→ **The task**:
Please print every record below exactly as it appears.

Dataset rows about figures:
══════════

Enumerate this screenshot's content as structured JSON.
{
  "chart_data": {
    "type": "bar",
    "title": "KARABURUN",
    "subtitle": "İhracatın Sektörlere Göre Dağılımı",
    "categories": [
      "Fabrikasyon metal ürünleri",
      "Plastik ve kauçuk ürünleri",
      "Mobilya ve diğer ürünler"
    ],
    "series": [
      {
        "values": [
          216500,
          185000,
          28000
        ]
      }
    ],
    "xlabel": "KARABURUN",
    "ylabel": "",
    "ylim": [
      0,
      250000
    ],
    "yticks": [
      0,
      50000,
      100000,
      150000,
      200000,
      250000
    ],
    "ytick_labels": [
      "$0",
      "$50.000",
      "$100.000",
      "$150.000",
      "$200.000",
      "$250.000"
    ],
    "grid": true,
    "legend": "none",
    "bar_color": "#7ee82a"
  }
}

══════════

→ **Answer in full**:
Enumerate this screenshot's content as structured JSON.
{
  "chart_data": {
    "type": "bar",
    "title": "KARABURUN",
    "subtitle": "İhracatın Sektörlere Göre Dağılımı",
    "categories": [
      "Fabrikasyon metal ürünleri",
      "Plastik ve kauçuk ürünleri",
      "Mobilya ve diğer ürünler"
    ],
    "series": [
      {
        "values": [
          216500,
          185000,
          28000
        ]
      }
    ],
    "xlabel": "KARABURUN",
    "ylabel": "",
    "ylim": [
      0,
      250000
    ],
    "yticks": [
      0,
      50000,
      100000,
      150000,
      200000,
      250000
    ],
    "ytick_labels": [
      "$0",
      "$50.000",
      "$100.000",
      "$150.000",
      "$200.000",
      "$250.000"
    ],
    "grid": true,
    "legend": "none",
    "bar_color": "#7ee82a"
  }
}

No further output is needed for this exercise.